### CHALLENGE
Find each line with the word "SARS" and say how many there are, nothing else.

### DATA PROVIDED
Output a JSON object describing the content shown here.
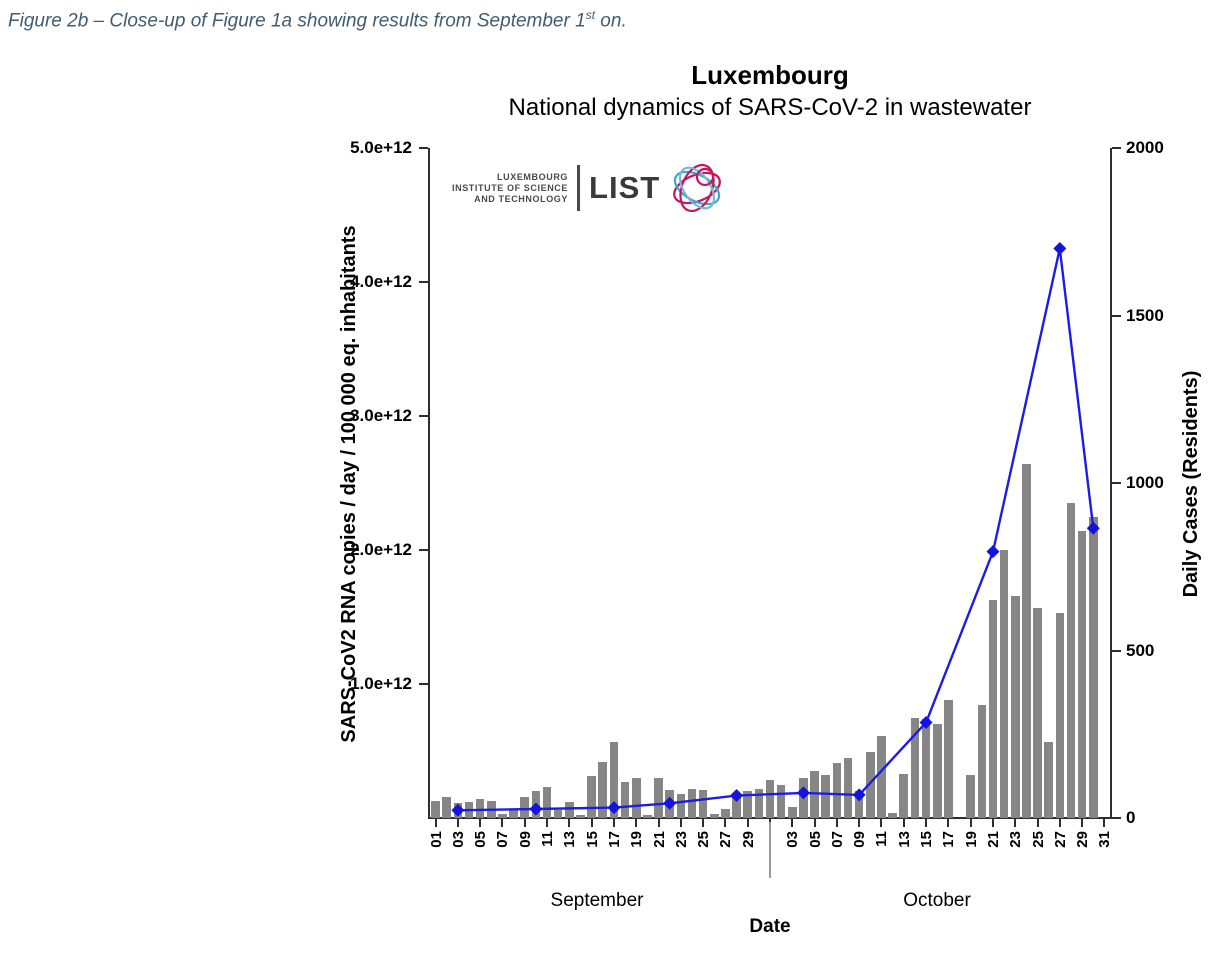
{
  "caption": {
    "prefix": "Figure 2b – Close-up of Figure 1a showing results from September 1",
    "sup": "st",
    "suffix": " on."
  },
  "logo": {
    "line1": "LUXEMBOURG",
    "line2": "INSTITUTE OF SCIENCE",
    "line3": "AND TECHNOLOGY",
    "wordmark": "LIST"
  },
  "colors": {
    "bar": "#868686",
    "line": "#1c1ce8",
    "marker": "#1414e0",
    "caption_text": "#3e5c74",
    "axis": "#2e2e2e",
    "separator": "#9a9a9a",
    "logo_pink": "#c4175e",
    "logo_cyan": "#3aa9c9",
    "logo_lightblue": "#7fb3d5"
  },
  "chart_data": {
    "type": "bar",
    "combo_note": "gray daily bars on left axis + blue diamond line series on right axis",
    "title": "Luxembourg",
    "subtitle": "National dynamics of SARS-CoV-2 in wastewater",
    "layout": {
      "grid": false,
      "legend": "none",
      "x_tick_label_rotation": 90
    },
    "x_axis": {
      "title": "Date",
      "month_labels": [
        "September",
        "October"
      ],
      "september_tick_labels": [
        "01",
        "03",
        "05",
        "07",
        "09",
        "11",
        "13",
        "15",
        "17",
        "19",
        "21",
        "23",
        "25",
        "27",
        "29"
      ],
      "october_tick_labels": [
        "03",
        "05",
        "07",
        "09",
        "11",
        "13",
        "15",
        "17",
        "19",
        "21",
        "23",
        "25",
        "27",
        "29",
        "31"
      ]
    },
    "left_y_axis": {
      "title": "SARS-CoV2 RNA copies / day  / 100 000 eq. inhabitants",
      "tick_labels": [
        "1.0e+12",
        "2.0e+12",
        "3.0e+12",
        "4.0e+12",
        "5.0e+12"
      ],
      "range": [
        0,
        5000000000000.0
      ],
      "applies_to": "bars"
    },
    "right_y_axis": {
      "title": "Daily Cases (Residents)",
      "tick_labels": [
        "0",
        "500",
        "1000",
        "1500",
        "2000"
      ],
      "range": [
        0,
        2000
      ],
      "applies_to": "line"
    },
    "bars": {
      "name": "SARS-CoV-2 RNA copies / day / 100 000 eq. inhabitants",
      "unit_note": "value_e12 = value in units of 1e12",
      "points": [
        {
          "date": "Sep 01",
          "value_e12": 0.13
        },
        {
          "date": "Sep 02",
          "value_e12": 0.16
        },
        {
          "date": "Sep 03",
          "value_e12": 0.11
        },
        {
          "date": "Sep 04",
          "value_e12": 0.12
        },
        {
          "date": "Sep 05",
          "value_e12": 0.14
        },
        {
          "date": "Sep 06",
          "value_e12": 0.13
        },
        {
          "date": "Sep 07",
          "value_e12": 0.03
        },
        {
          "date": "Sep 08",
          "value_e12": 0.07
        },
        {
          "date": "Sep 09",
          "value_e12": 0.16
        },
        {
          "date": "Sep 10",
          "value_e12": 0.2
        },
        {
          "date": "Sep 11",
          "value_e12": 0.23
        },
        {
          "date": "Sep 12",
          "value_e12": 0.06
        },
        {
          "date": "Sep 13",
          "value_e12": 0.12
        },
        {
          "date": "Sep 14",
          "value_e12": 0.02
        },
        {
          "date": "Sep 15",
          "value_e12": 0.31
        },
        {
          "date": "Sep 16",
          "value_e12": 0.42
        },
        {
          "date": "Sep 17",
          "value_e12": 0.57
        },
        {
          "date": "Sep 18",
          "value_e12": 0.27
        },
        {
          "date": "Sep 19",
          "value_e12": 0.3
        },
        {
          "date": "Sep 20",
          "value_e12": 0.02
        },
        {
          "date": "Sep 21",
          "value_e12": 0.3
        },
        {
          "date": "Sep 22",
          "value_e12": 0.21
        },
        {
          "date": "Sep 23",
          "value_e12": 0.18
        },
        {
          "date": "Sep 24",
          "value_e12": 0.22
        },
        {
          "date": "Sep 25",
          "value_e12": 0.21
        },
        {
          "date": "Sep 26",
          "value_e12": 0.03
        },
        {
          "date": "Sep 27",
          "value_e12": 0.07
        },
        {
          "date": "Sep 28",
          "value_e12": 0.16
        },
        {
          "date": "Sep 29",
          "value_e12": 0.2
        },
        {
          "date": "Sep 30",
          "value_e12": 0.22
        },
        {
          "date": "Oct 01",
          "value_e12": 0.28
        },
        {
          "date": "Oct 02",
          "value_e12": 0.25
        },
        {
          "date": "Oct 03",
          "value_e12": 0.08
        },
        {
          "date": "Oct 04",
          "value_e12": 0.3
        },
        {
          "date": "Oct 05",
          "value_e12": 0.35
        },
        {
          "date": "Oct 06",
          "value_e12": 0.32
        },
        {
          "date": "Oct 07",
          "value_e12": 0.41
        },
        {
          "date": "Oct 08",
          "value_e12": 0.45
        },
        {
          "date": "Oct 09",
          "value_e12": 0.2
        },
        {
          "date": "Oct 10",
          "value_e12": 0.49
        },
        {
          "date": "Oct 11",
          "value_e12": 0.61
        },
        {
          "date": "Oct 12",
          "value_e12": 0.04
        },
        {
          "date": "Oct 13",
          "value_e12": 0.33
        },
        {
          "date": "Oct 14",
          "value_e12": 0.75
        },
        {
          "date": "Oct 15",
          "value_e12": 0.74
        },
        {
          "date": "Oct 16",
          "value_e12": 0.7
        },
        {
          "date": "Oct 17",
          "value_e12": 0.88
        },
        {
          "date": "Oct 19",
          "value_e12": 0.32
        },
        {
          "date": "Oct 20",
          "value_e12": 0.84
        },
        {
          "date": "Oct 21",
          "value_e12": 1.63
        },
        {
          "date": "Oct 22",
          "value_e12": 2.0
        },
        {
          "date": "Oct 23",
          "value_e12": 1.66
        },
        {
          "date": "Oct 24",
          "value_e12": 2.64
        },
        {
          "date": "Oct 25",
          "value_e12": 1.57
        },
        {
          "date": "Oct 26",
          "value_e12": 0.57
        },
        {
          "date": "Oct 27",
          "value_e12": 1.53
        },
        {
          "date": "Oct 28",
          "value_e12": 2.35
        },
        {
          "date": "Oct 29",
          "value_e12": 2.14
        },
        {
          "date": "Oct 30",
          "value_e12": 2.25
        }
      ]
    },
    "line": {
      "name": "Daily Cases (Residents)",
      "marker": "diamond",
      "points": [
        {
          "date": "Sep 03",
          "cases": 23
        },
        {
          "date": "Sep 10",
          "cases": 27
        },
        {
          "date": "Sep 17",
          "cases": 31
        },
        {
          "date": "Sep 22",
          "cases": 44
        },
        {
          "date": "Sep 28",
          "cases": 67
        },
        {
          "date": "Oct 04",
          "cases": 75
        },
        {
          "date": "Oct 09",
          "cases": 69
        },
        {
          "date": "Oct 15",
          "cases": 285
        },
        {
          "date": "Oct 21",
          "cases": 795
        },
        {
          "date": "Oct 27",
          "cases": 1700
        },
        {
          "date": "Oct 30",
          "cases": 865
        }
      ]
    }
  }
}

### OUTPUT BELOW
3